___ The input ___

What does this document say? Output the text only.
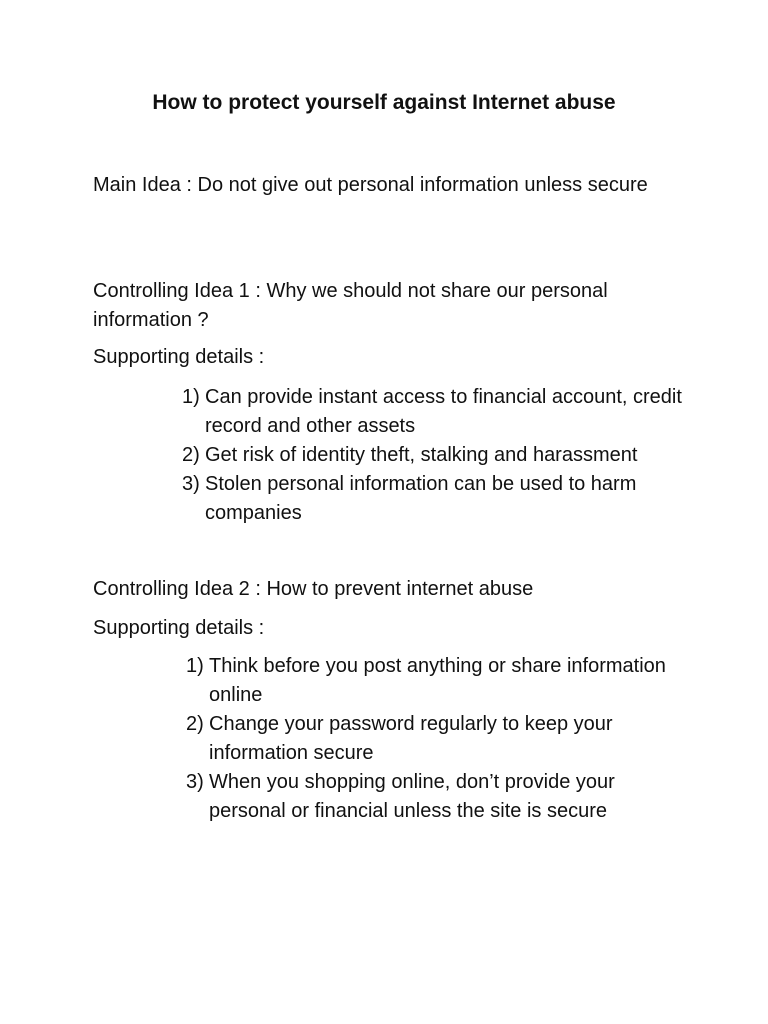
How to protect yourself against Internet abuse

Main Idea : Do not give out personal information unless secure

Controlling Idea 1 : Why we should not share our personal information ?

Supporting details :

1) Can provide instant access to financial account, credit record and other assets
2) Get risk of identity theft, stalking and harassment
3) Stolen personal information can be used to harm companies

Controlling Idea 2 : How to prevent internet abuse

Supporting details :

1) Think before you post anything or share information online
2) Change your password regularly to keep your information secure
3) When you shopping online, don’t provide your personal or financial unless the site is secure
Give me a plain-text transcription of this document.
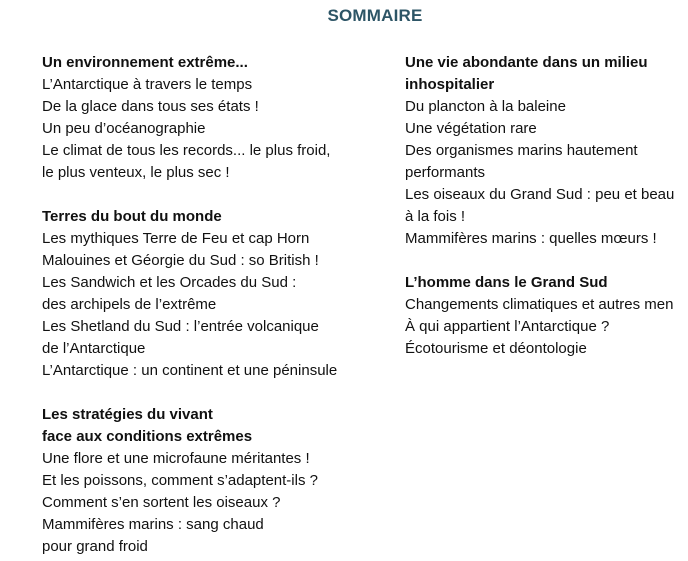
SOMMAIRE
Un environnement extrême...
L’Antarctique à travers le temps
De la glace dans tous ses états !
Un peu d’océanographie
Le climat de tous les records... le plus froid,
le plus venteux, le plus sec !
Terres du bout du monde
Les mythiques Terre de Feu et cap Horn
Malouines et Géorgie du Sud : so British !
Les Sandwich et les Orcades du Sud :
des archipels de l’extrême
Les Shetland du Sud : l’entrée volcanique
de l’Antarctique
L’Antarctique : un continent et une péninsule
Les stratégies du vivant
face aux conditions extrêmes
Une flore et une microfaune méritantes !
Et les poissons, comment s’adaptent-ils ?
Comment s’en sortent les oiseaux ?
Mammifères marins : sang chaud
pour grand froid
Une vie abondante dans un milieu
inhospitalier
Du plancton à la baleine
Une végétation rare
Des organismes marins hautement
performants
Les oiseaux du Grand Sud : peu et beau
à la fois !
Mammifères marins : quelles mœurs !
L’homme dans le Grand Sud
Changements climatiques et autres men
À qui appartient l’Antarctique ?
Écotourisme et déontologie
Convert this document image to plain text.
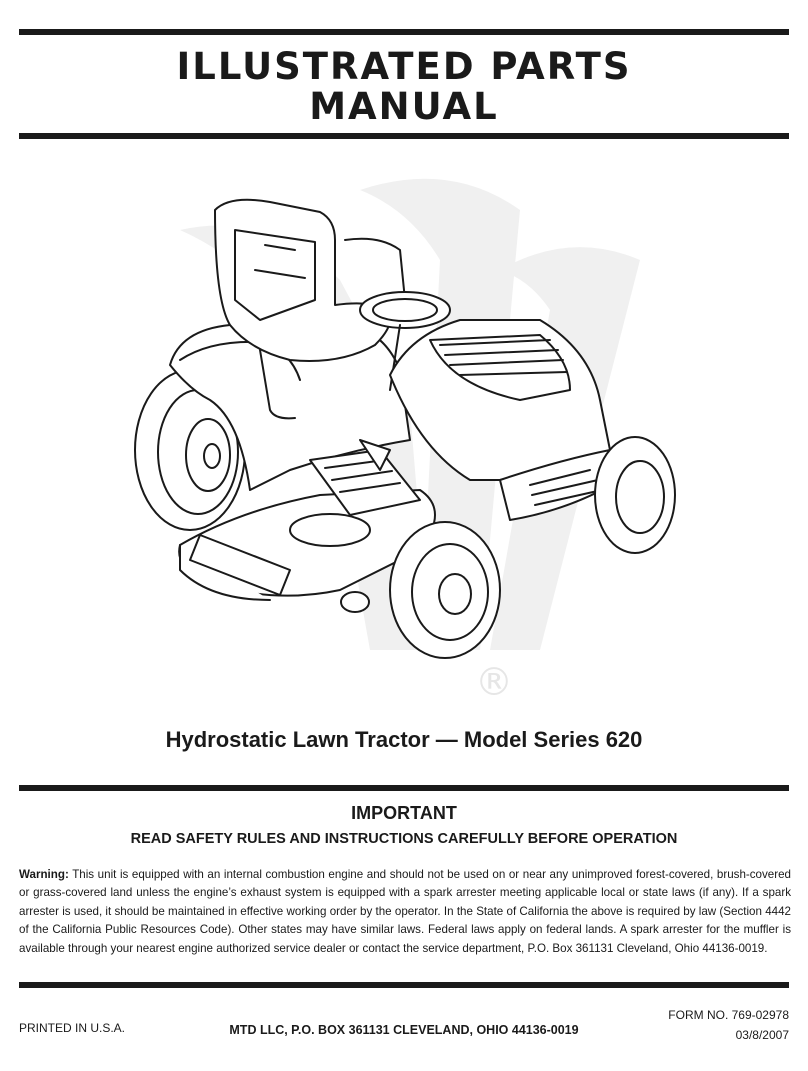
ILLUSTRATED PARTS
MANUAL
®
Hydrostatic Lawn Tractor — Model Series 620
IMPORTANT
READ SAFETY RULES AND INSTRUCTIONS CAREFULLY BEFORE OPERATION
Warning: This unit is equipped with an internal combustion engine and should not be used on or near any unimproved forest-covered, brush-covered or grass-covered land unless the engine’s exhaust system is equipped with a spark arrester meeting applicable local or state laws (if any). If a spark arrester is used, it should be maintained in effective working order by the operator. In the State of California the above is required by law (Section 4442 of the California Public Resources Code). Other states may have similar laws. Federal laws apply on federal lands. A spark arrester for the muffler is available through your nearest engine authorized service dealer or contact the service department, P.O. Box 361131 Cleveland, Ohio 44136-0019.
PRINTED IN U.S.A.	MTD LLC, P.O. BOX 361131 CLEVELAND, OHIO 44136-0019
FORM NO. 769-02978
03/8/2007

___

- _Exercise directions_: Omit every image. Quote each record exactly.

- _Output for this exercise_:
What does this document say? Output the text only.
How to protect yourself against Internet abuse

Main Idea : Do not give out personal information unless secure

Controlling Idea 1 : Why we should not share our personal information ?

Supporting details :

1) Can provide instant access to financial account, credit record and other assets
2) Get risk of identity theft, stalking and harassment
3) Stolen personal information can be used to harm companies

Controlling Idea 2 : How to prevent internet abuse

Supporting details :

1) Think before you post anything or share information online
2) Change your password regularly to keep your information secure
3) When you shopping online, don’t provide your personal or financial unless the site is secure
Give me a plain-text transcription of this document.
SOMMAIRE
Un environnement extrême...
L’Antarctique à travers le temps
De la glace dans tous ses états !
Un peu d’océanographie
Le climat de tous les records... le plus froid,
le plus venteux, le plus sec !
Terres du bout du monde
Les mythiques Terre de Feu et cap Horn
Malouines et Géorgie du Sud : so British !
Les Sandwich et les Orcades du Sud :
des archipels de l’extrême
Les Shetland du Sud : l’entrée volcanique
de l’Antarctique
L’Antarctique : un continent et une péninsule
Les stratégies du vivant
face aux conditions extrêmes
Une flore et une microfaune méritantes !
Et les poissons, comment s’adaptent-ils ?
Comment s’en sortent les oiseaux ?
Mammifères marins : sang chaud
pour grand froid
Une vie abondante dans un milieu
inhospitalier
Du plancton à la baleine
Une végétation rare
Des organismes marins hautement
performants
Les oiseaux du Grand Sud : peu et beau
à la fois !
Mammifères marins : quelles mœurs !
L’homme dans le Grand Sud
Changements climatiques et autres men
À qui appartient l’Antarctique ?
Écotourisme et déontologie
Convert this document image to plain text.
ILLUSTRATED PARTS
MANUAL
®
Hydrostatic Lawn Tractor — Model Series 620
IMPORTANT
READ SAFETY RULES AND INSTRUCTIONS CAREFULLY BEFORE OPERATION
Warning: This unit is equipped with an internal combustion engine and should not be used on or near any unimproved forest-covered, brush-covered or grass-covered land unless the engine’s exhaust system is equipped with a spark arrester meeting applicable local or state laws (if any). If a spark arrester is used, it should be maintained in effective working order by the operator. In the State of California the above is required by law (Section 4442 of the California Public Resources Code). Other states may have similar laws. Federal laws apply on federal lands. A spark arrester for the muffler is available through your nearest engine authorized service dealer or contact the service department, P.O. Box 361131 Cleveland, Ohio 44136-0019.
PRINTED IN U.S.A.	MTD LLC, P.O. BOX 361131 CLEVELAND, OHIO 44136-0019
FORM NO. 769-02978
03/8/2007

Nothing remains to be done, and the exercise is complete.